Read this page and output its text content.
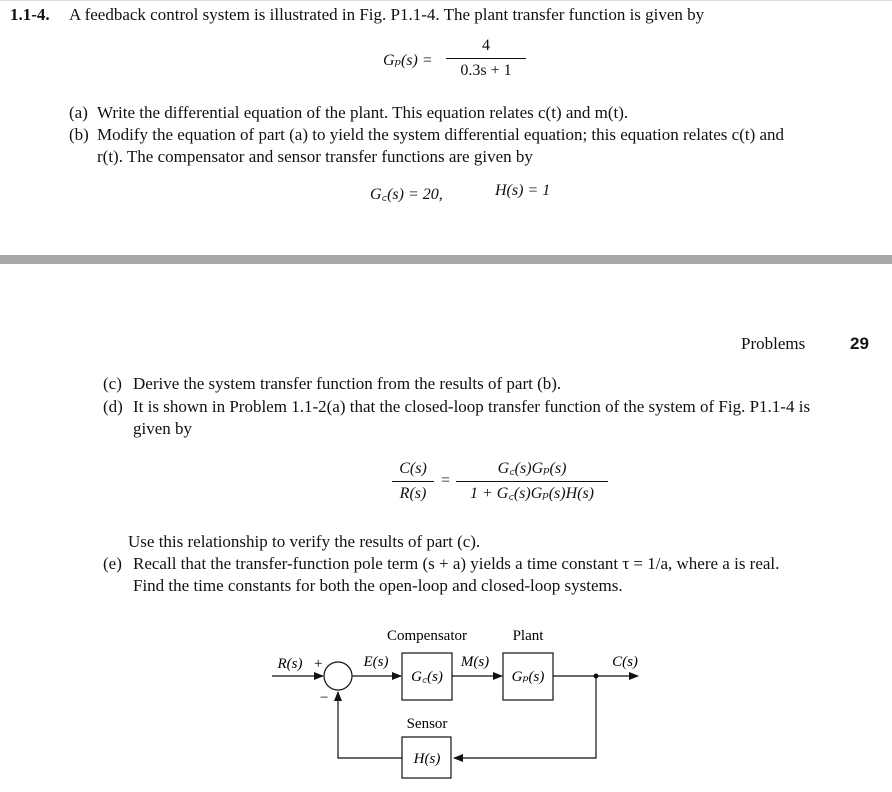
1.1-4. A feedback control system is illustrated in Fig. P1.1-4. The plant transfer function is given by
Gₚ(s) =
4
0.3s + 1
(a) Write the differential equation of the plant. This equation relates c(t) and m(t).
(b) Modify the equation of part (a) to yield the system differential equation; this equation relates c(t) and
r(t). The compensator and sensor transfer functions are given by
G꜀(s) = 20,	H(s) = 1
Problems	29
(c) Derive the system transfer function from the results of part (b).
(d) It is shown in Problem 1.1-2(a) that the closed-loop transfer function of the system of Fig. P1.1-4 is
given by
C(s)
R(s)
=
G꜀(s)Gₚ(s)
1 + G꜀(s)Gₚ(s)H(s)
Use this relationship to verify the results of part (c).
(e) Recall that the transfer-function pole term (s + a) yields a time constant τ = 1/a, where a is real.
Find the time constants for both the open-loop and closed-loop systems.
Compensator	Plant
Sensor
R(s) +
−
E(s)	M(s)	C(s)
G꜀(s)	Gₚ(s)
H(s)
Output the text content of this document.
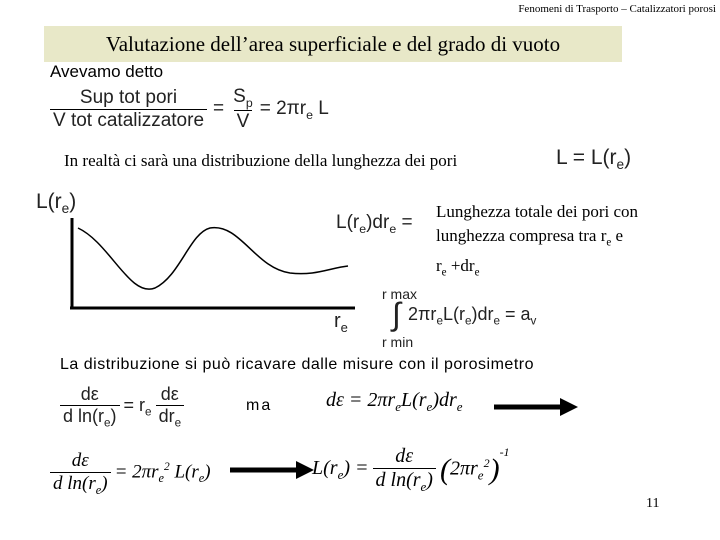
Fenomeni di Trasporto – Catalizzatori porosi
Valutazione dell’area superficiale e del grado di vuoto
Avevamo detto
$\frac{\text{Sup tot pori}}{\text{V tot catalizzatore}} = \frac{S_p}{V} = 2\pi r_e$ L
In realtà ci sarà una distribuzione della lunghezza dei pori	$L = L(r_e)$
$L(r_e)$
$r_e$
$L(r_e)dr_e$ =
Lunghezza totale dei pori con
lunghezza compresa tra $r_e$ e
$r_e +dr_e$
r max
r min
∫ $2\pi r_eL(r_e)dr_e = a_v$
La distribuzione si può ricavare dalle misure con il porosimetro
$\frac{d\varepsilon}{d \ln(r_e)} = r_e \frac{d\varepsilon}{dr_e}$	ma	$d\varepsilon = 2\pi r_eL(r_e)dr_e$
$\frac{d\varepsilon}{d \ln(r_e)} = 2\pi r_e^2$ $L(r_e)$	$L(r_e) = \frac{d\varepsilon}{d \ln(r_e)}$ ( $2\pi r_e^2$ )
$^{-1}$
11
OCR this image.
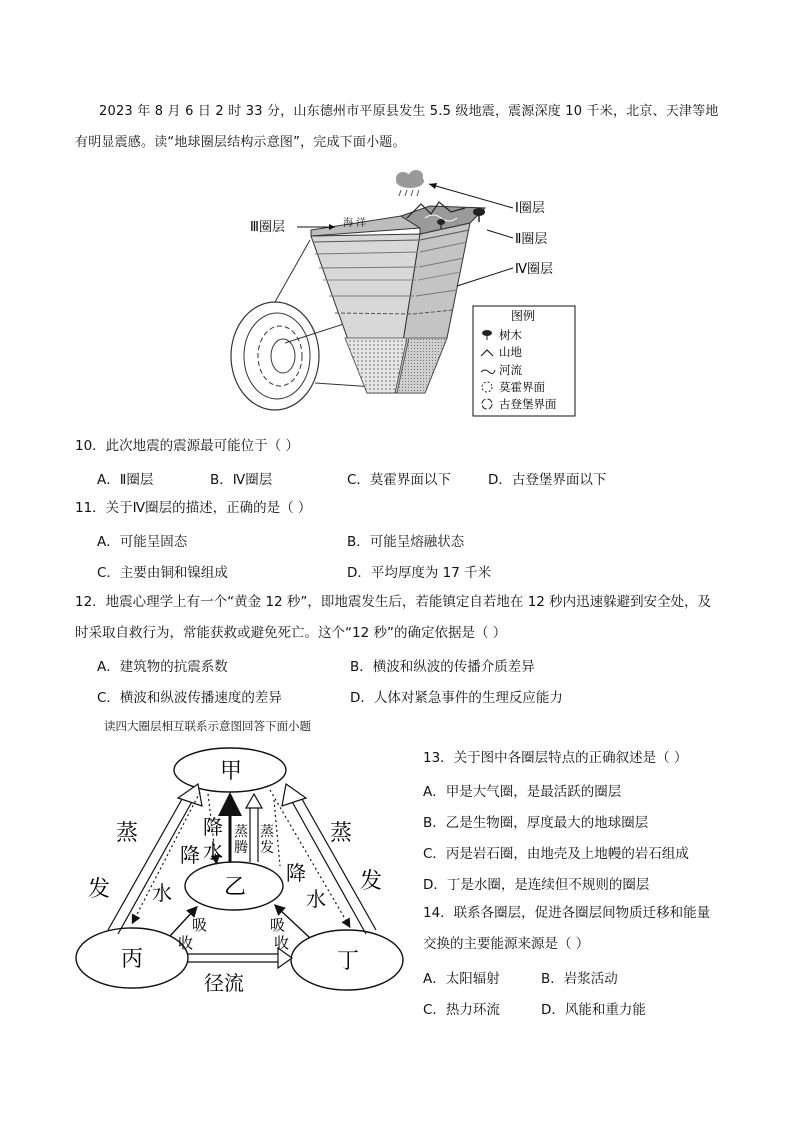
2023 年 8 月 6 日 2 时 33 分，山东德州市平原县发生 5.5 级地震，震源深度 10 千米，北京、天津等地
有明显震感。读“地球圈层结构示意图”，完成下面小题。
海 洋
Ⅰ圈层
Ⅱ圈层
Ⅳ圈层
Ⅲ圈层
图例
树木
山地
河流
莫霍界面
古登堡界面
10．此次地震的震源最可能位于（ ）
A．Ⅱ圈层	B．Ⅳ圈层	C．莫霍界面以下	D．古登堡界面以下
11．关于Ⅳ圈层的描述，正确的是（ ）
A．可能呈固态	B．可能呈熔融状态
C．主要由铜和镍组成	D．平均厚度为 17 千米
12．地震心理学上有一个“黄金 12 秒”，即地震发生后，若能镇定自若地在 12 秒内迅速躲避到安全处，及
时采取自救行为，常能获救或避免死亡。这个“12 秒”的确定依据是（ ）
A．建筑物的抗震系数	B．横波和纵波的传播介质差异
C．横波和纵波传播速度的差异	D．人体对紧急事件的生理反应能力
读四大圈层相互联系示意图回答下面小题
甲
乙
丙	丁
蒸
发
蒸
发
降
水
降
水
降
水
蒸
腾
蒸
发
吸
收
吸
收
径流
13．关于图中各圈层特点的正确叙述是（ ）
A．甲是大气圈，是最活跃的圈层
B．乙是生物圈，厚度最大的地球圈层
C．丙是岩石圈，由地壳及上地幔的岩石组成
D．丁是水圈，是连续但不规则的圈层
14．联系各圈层，促进各圈层间物质迁移和能量
交换的主要能源来源是（ ）
A．太阳辐射	B．岩浆活动
C．热力环流	D．风能和重力能
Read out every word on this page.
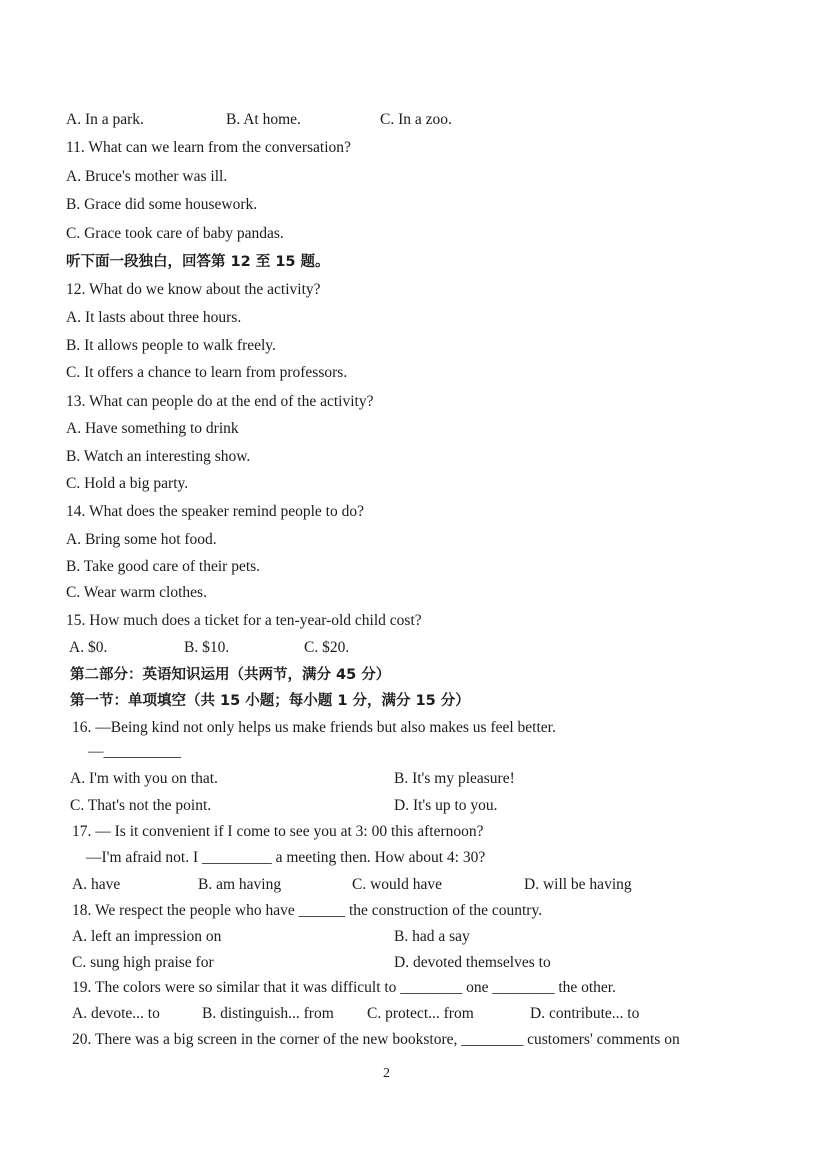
A. In a park.	B. At home.	C. In a zoo.
11. What can we learn from the conversation?
A. Bruce's mother was ill.
B. Grace did some housework.
C. Grace took care of baby pandas.
听下面一段独白，回答第 12 至 15 题。
12. What do we know about the activity?
A. It lasts about three hours.
B. It allows people to walk freely.
C. It offers a chance to learn from professors.
13. What can people do at the end of the activity?
A. Have something to drink
B. Watch an interesting show.
C. Hold a big party.
14. What does the speaker remind people to do?
A. Bring some hot food.
B. Take good care of their pets.
C. Wear warm clothes.
15. How much does a ticket for a ten-year-old child cost?
A. $0.	B. $10.	C. $20.
第二部分：英语知识运用（共两节，满分 45 分）
第一节：单项填空（共 15 小题；每小题 1 分，满分 15 分）
16. —Being kind not only helps us make friends but also makes us feel better.
—__________
A. I'm with you on that.	B. It's my pleasure!
C. That's not the point.	D. It's up to you.
17. — Is it convenient if I come to see you at 3: 00 this afternoon?
—I'm afraid not. I _________ a meeting then. How about 4: 30?
A. have	B. am having	C. would have	D. will be having
18. We respect the people who have ______ the construction of the country.
A. left an impression on	B. had a say
C. sung high praise for	D. devoted themselves to
19. The colors were so similar that it was difficult to ________ one ________ the other.
A. devote... to	B. distinguish... from C. protect... from	D. contribute... to
20. There was a big screen in the corner of the new bookstore, ________ customers' comments on
2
* * *
Without including any picture, repeat the data exactly.

**CORRECT OUTPUT:**
Read this page and output its text content.
1.1-4. A feedback control system is illustrated in Fig. P1.1-4. The plant transfer function is given by
Gₚ(s) =
4
0.3s + 1
(a) Write the differential equation of the plant. This equation relates c(t) and m(t).
(b) Modify the equation of part (a) to yield the system differential equation; this equation relates c(t) and
r(t). The compensator and sensor transfer functions are given by
G꜀(s) = 20,	H(s) = 1
Problems	29
(c) Derive the system transfer function from the results of part (b).
(d) It is shown in Problem 1.1-2(a) that the closed-loop transfer function of the system of Fig. P1.1-4 is
given by
C(s)
R(s)
=
G꜀(s)Gₚ(s)
1 + G꜀(s)Gₚ(s)H(s)
Use this relationship to verify the results of part (c).
(e) Recall that the transfer-function pole term (s + a) yields a time constant τ = 1/a, where a is real.
Find the time constants for both the open-loop and closed-loop systems.
Compensator	Plant
Sensor
R(s) +
−
E(s)	M(s)	C(s)
G꜀(s)	Gₚ(s)
H(s)
Output the text content of this document.
Fenomeni di Trasporto – Catalizzatori porosi
Valutazione dell’area superficiale e del grado di vuoto
Avevamo detto
$\frac{\text{Sup tot pori}}{\text{V tot catalizzatore}} = \frac{S_p}{V} = 2\pi r_e$ L
In realtà ci sarà una distribuzione della lunghezza dei pori	$L = L(r_e)$
$L(r_e)$
$r_e$
$L(r_e)dr_e$ =
Lunghezza totale dei pori con
lunghezza compresa tra $r_e$ e
$r_e +dr_e$
r max
r min
∫ $2\pi r_eL(r_e)dr_e = a_v$
La distribuzione si può ricavare dalle misure con il porosimetro
$\frac{d\varepsilon}{d \ln(r_e)} = r_e \frac{d\varepsilon}{dr_e}$	ma	$d\varepsilon = 2\pi r_eL(r_e)dr_e$
$\frac{d\varepsilon}{d \ln(r_e)} = 2\pi r_e^2$ $L(r_e)$	$L(r_e) = \frac{d\varepsilon}{d \ln(r_e)}$ ( $2\pi r_e^2$ )
$^{-1}$
11
OCR this image.
2023 年 8 月 6 日 2 时 33 分，山东德州市平原县发生 5.5 级地震，震源深度 10 千米，北京、天津等地
有明显震感。读“地球圈层结构示意图”，完成下面小题。
海 洋
Ⅰ圈层
Ⅱ圈层
Ⅳ圈层
Ⅲ圈层
图例
树木
山地
河流
莫霍界面
古登堡界面
10．此次地震的震源最可能位于（ ）
A．Ⅱ圈层	B．Ⅳ圈层	C．莫霍界面以下	D．古登堡界面以下
11．关于Ⅳ圈层的描述，正确的是（ ）
A．可能呈固态	B．可能呈熔融状态
C．主要由铜和镍组成	D．平均厚度为 17 千米
12．地震心理学上有一个“黄金 12 秒”，即地震发生后，若能镇定自若地在 12 秒内迅速躲避到安全处，及
时采取自救行为，常能获救或避免死亡。这个“12 秒”的确定依据是（ ）
A．建筑物的抗震系数	B．横波和纵波的传播介质差异
C．横波和纵波传播速度的差异	D．人体对紧急事件的生理反应能力
读四大圈层相互联系示意图回答下面小题
甲
乙
丙	丁
蒸
发
蒸
发
降
水
降
水
降
水
蒸
腾
蒸
发
吸
收
吸
收
径流
13．关于图中各圈层特点的正确叙述是（ ）
A．甲是大气圈，是最活跃的圈层
B．乙是生物圈，厚度最大的地球圈层
C．丙是岩石圈，由地壳及上地幔的岩石组成
D．丁是水圈，是连续但不规则的圈层
14．联系各圈层，促进各圈层间物质迁移和能量
交换的主要能源来源是（ ）
A．太阳辐射	B．岩浆活动
C．热力环流	D．风能和重力能
Read out every word on this page.
A. In a park.	B. At home.	C. In a zoo.
11. What can we learn from the conversation?
A. Bruce's mother was ill.
B. Grace did some housework.
C. Grace took care of baby pandas.
听下面一段独白，回答第 12 至 15 题。
12. What do we know about the activity?
A. It lasts about three hours.
B. It allows people to walk freely.
C. It offers a chance to learn from professors.
13. What can people do at the end of the activity?
A. Have something to drink
B. Watch an interesting show.
C. Hold a big party.
14. What does the speaker remind people to do?
A. Bring some hot food.
B. Take good care of their pets.
C. Wear warm clothes.
15. How much does a ticket for a ten-year-old child cost?
A. $0.	B. $10.	C. $20.
第二部分：英语知识运用（共两节，满分 45 分）
第一节：单项填空（共 15 小题；每小题 1 分，满分 15 分）
16. —Being kind not only helps us make friends but also makes us feel better.
—__________
A. I'm with you on that.	B. It's my pleasure!
C. That's not the point.	D. It's up to you.
17. — Is it convenient if I come to see you at 3: 00 this afternoon?
—I'm afraid not. I _________ a meeting then. How about 4: 30?
A. have	B. am having	C. would have	D. will be having
18. We respect the people who have ______ the construction of the country.
A. left an impression on	B. had a say
C. sung high praise for	D. devoted themselves to
19. The colors were so similar that it was difficult to ________ one ________ the other.
A. devote... to	B. distinguish... from C. protect... from	D. contribute... to
20. There was a big screen in the corner of the new bookstore, ________ customers' comments on
2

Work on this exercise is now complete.